[Job]:
Count how many lines of the data below contain the string "ASTM"; the reply should be that number alone.

[Information supplied]:
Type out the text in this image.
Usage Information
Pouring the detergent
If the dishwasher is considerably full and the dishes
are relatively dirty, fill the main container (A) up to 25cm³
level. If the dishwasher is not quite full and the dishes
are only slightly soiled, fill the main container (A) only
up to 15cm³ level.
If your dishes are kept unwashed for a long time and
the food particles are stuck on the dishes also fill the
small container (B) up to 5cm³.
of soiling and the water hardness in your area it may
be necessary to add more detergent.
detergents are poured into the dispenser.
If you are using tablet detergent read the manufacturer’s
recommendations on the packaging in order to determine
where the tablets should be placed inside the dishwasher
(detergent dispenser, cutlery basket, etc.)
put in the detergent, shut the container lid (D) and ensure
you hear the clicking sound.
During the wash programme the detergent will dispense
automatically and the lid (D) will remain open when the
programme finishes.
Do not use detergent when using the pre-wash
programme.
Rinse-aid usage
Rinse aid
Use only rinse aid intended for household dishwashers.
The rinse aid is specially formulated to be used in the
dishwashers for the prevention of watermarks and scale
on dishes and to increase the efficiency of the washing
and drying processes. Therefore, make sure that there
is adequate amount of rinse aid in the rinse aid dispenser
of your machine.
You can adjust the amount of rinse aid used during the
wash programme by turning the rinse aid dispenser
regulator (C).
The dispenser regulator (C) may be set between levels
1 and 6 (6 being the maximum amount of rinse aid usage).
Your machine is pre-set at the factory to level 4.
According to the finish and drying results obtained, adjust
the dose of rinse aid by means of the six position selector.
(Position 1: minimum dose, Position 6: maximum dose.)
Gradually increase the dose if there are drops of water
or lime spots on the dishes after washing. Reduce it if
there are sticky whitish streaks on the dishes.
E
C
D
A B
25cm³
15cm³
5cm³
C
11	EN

==

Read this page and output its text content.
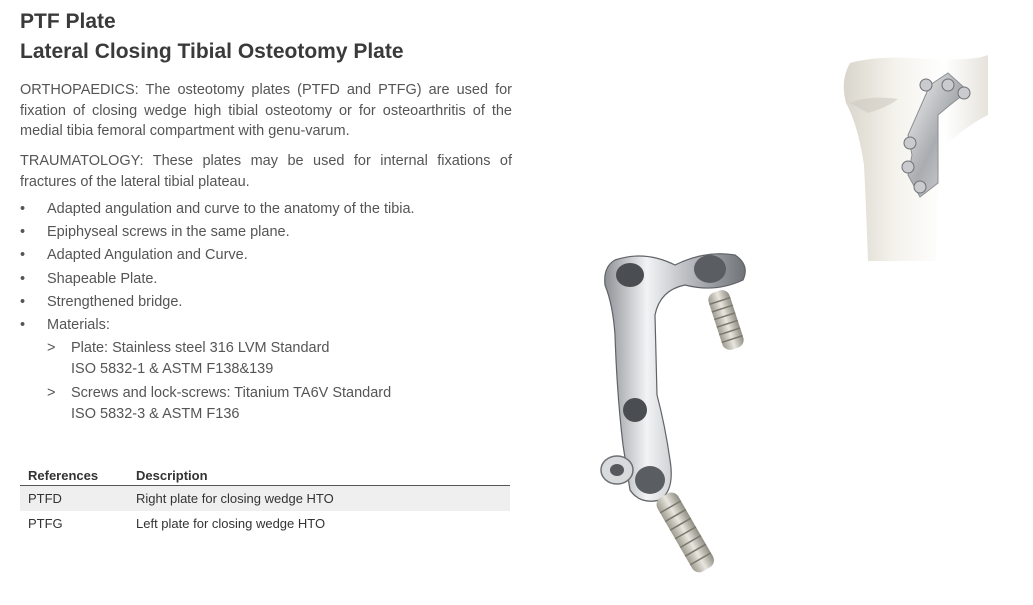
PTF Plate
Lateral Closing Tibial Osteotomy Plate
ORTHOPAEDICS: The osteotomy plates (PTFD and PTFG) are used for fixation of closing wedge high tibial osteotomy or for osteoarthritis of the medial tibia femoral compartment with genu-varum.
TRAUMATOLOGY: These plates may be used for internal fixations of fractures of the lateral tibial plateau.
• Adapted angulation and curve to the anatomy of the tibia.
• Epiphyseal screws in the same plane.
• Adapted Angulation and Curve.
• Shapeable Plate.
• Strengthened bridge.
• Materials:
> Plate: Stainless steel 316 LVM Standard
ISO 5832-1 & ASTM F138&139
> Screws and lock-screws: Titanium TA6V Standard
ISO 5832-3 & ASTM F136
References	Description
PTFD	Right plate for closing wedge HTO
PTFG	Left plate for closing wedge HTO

[Answer below]:
2